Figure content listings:
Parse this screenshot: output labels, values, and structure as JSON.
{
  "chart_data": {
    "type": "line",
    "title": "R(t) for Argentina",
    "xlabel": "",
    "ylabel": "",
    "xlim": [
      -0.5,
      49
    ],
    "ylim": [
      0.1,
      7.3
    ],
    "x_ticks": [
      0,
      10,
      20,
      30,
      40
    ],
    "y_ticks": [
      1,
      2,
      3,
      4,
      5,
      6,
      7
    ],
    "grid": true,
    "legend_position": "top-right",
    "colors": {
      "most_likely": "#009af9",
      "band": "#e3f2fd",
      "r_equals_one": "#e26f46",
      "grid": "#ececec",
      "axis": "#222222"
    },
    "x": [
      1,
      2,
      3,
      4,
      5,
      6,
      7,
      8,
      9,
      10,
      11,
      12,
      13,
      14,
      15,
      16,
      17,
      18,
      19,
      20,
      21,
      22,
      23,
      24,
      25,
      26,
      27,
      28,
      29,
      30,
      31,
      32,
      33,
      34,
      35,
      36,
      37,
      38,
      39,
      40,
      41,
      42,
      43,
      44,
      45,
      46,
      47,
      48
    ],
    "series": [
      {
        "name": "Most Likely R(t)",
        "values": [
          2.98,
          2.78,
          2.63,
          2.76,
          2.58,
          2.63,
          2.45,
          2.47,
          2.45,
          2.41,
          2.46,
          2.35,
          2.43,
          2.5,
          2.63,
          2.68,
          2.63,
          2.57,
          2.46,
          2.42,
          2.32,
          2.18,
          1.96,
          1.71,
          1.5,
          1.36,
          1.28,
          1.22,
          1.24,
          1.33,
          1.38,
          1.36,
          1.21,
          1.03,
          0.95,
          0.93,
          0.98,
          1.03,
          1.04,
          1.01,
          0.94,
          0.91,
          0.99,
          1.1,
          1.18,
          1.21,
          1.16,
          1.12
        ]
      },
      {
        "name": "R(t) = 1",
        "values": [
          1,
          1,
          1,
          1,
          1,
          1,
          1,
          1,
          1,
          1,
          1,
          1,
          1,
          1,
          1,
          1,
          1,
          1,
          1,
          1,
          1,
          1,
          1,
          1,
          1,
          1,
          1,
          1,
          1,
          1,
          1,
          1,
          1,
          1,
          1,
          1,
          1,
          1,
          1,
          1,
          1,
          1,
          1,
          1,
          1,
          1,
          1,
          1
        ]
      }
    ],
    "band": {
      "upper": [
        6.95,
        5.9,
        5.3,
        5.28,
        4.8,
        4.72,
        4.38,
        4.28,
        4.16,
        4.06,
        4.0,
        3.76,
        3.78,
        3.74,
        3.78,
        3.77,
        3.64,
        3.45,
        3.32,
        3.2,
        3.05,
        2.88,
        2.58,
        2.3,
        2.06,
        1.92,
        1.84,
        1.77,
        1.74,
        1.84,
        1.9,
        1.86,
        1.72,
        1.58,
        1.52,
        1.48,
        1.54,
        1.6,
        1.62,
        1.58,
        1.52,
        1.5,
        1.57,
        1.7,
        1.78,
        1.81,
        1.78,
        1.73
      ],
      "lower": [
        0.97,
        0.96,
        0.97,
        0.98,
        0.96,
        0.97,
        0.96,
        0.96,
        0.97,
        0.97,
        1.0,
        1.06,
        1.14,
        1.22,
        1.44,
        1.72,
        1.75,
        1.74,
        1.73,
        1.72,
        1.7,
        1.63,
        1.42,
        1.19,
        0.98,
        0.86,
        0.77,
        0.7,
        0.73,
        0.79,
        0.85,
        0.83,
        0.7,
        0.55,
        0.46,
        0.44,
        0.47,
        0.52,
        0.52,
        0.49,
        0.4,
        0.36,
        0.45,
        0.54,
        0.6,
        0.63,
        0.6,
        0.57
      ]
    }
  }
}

*Brief*
Every record shown above must be echoed exactly.

*Response*
Parse this screenshot: output labels, values, and structure as JSON.
{
  "chart_data": {
    "type": "line",
    "title": "R(t) for Argentina",
    "xlabel": "",
    "ylabel": "",
    "xlim": [
      -0.5,
      49
    ],
    "ylim": [
      0.1,
      7.3
    ],
    "x_ticks": [
      0,
      10,
      20,
      30,
      40
    ],
    "y_ticks": [
      1,
      2,
      3,
      4,
      5,
      6,
      7
    ],
    "grid": true,
    "legend_position": "top-right",
    "colors": {
      "most_likely": "#009af9",
      "band": "#e3f2fd",
      "r_equals_one": "#e26f46",
      "grid": "#ececec",
      "axis": "#222222"
    },
    "x": [
      1,
      2,
      3,
      4,
      5,
      6,
      7,
      8,
      9,
      10,
      11,
      12,
      13,
      14,
      15,
      16,
      17,
      18,
      19,
      20,
      21,
      22,
      23,
      24,
      25,
      26,
      27,
      28,
      29,
      30,
      31,
      32,
      33,
      34,
      35,
      36,
      37,
      38,
      39,
      40,
      41,
      42,
      43,
      44,
      45,
      46,
      47,
      48
    ],
    "series": [
      {
        "name": "Most Likely R(t)",
        "values": [
          2.98,
          2.78,
          2.63,
          2.76,
          2.58,
          2.63,
          2.45,
          2.47,
          2.45,
          2.41,
          2.46,
          2.35,
          2.43,
          2.5,
          2.63,
          2.68,
          2.63,
          2.57,
          2.46,
          2.42,
          2.32,
          2.18,
          1.96,
          1.71,
          1.5,
          1.36,
          1.28,
          1.22,
          1.24,
          1.33,
          1.38,
          1.36,
          1.21,
          1.03,
          0.95,
          0.93,
          0.98,
          1.03,
          1.04,
          1.01,
          0.94,
          0.91,
          0.99,
          1.1,
          1.18,
          1.21,
          1.16,
          1.12
        ]
      },
      {
        "name": "R(t) = 1",
        "values": [
          1,
          1,
          1,
          1,
          1,
          1,
          1,
          1,
          1,
          1,
          1,
          1,
          1,
          1,
          1,
          1,
          1,
          1,
          1,
          1,
          1,
          1,
          1,
          1,
          1,
          1,
          1,
          1,
          1,
          1,
          1,
          1,
          1,
          1,
          1,
          1,
          1,
          1,
          1,
          1,
          1,
          1,
          1,
          1,
          1,
          1,
          1,
          1
        ]
      }
    ],
    "band": {
      "upper": [
        6.95,
        5.9,
        5.3,
        5.28,
        4.8,
        4.72,
        4.38,
        4.28,
        4.16,
        4.06,
        4.0,
        3.76,
        3.78,
        3.74,
        3.78,
        3.77,
        3.64,
        3.45,
        3.32,
        3.2,
        3.05,
        2.88,
        2.58,
        2.3,
        2.06,
        1.92,
        1.84,
        1.77,
        1.74,
        1.84,
        1.9,
        1.86,
        1.72,
        1.58,
        1.52,
        1.48,
        1.54,
        1.6,
        1.62,
        1.58,
        1.52,
        1.5,
        1.57,
        1.7,
        1.78,
        1.81,
        1.78,
        1.73
      ],
      "lower": [
        0.97,
        0.96,
        0.97,
        0.98,
        0.96,
        0.97,
        0.96,
        0.96,
        0.97,
        0.97,
        1.0,
        1.06,
        1.14,
        1.22,
        1.44,
        1.72,
        1.75,
        1.74,
        1.73,
        1.72,
        1.7,
        1.63,
        1.42,
        1.19,
        0.98,
        0.86,
        0.77,
        0.7,
        0.73,
        0.79,
        0.85,
        0.83,
        0.7,
        0.55,
        0.46,
        0.44,
        0.47,
        0.52,
        0.52,
        0.49,
        0.4,
        0.36,
        0.45,
        0.54,
        0.6,
        0.63,
        0.6,
        0.57
      ]
    }
  }
}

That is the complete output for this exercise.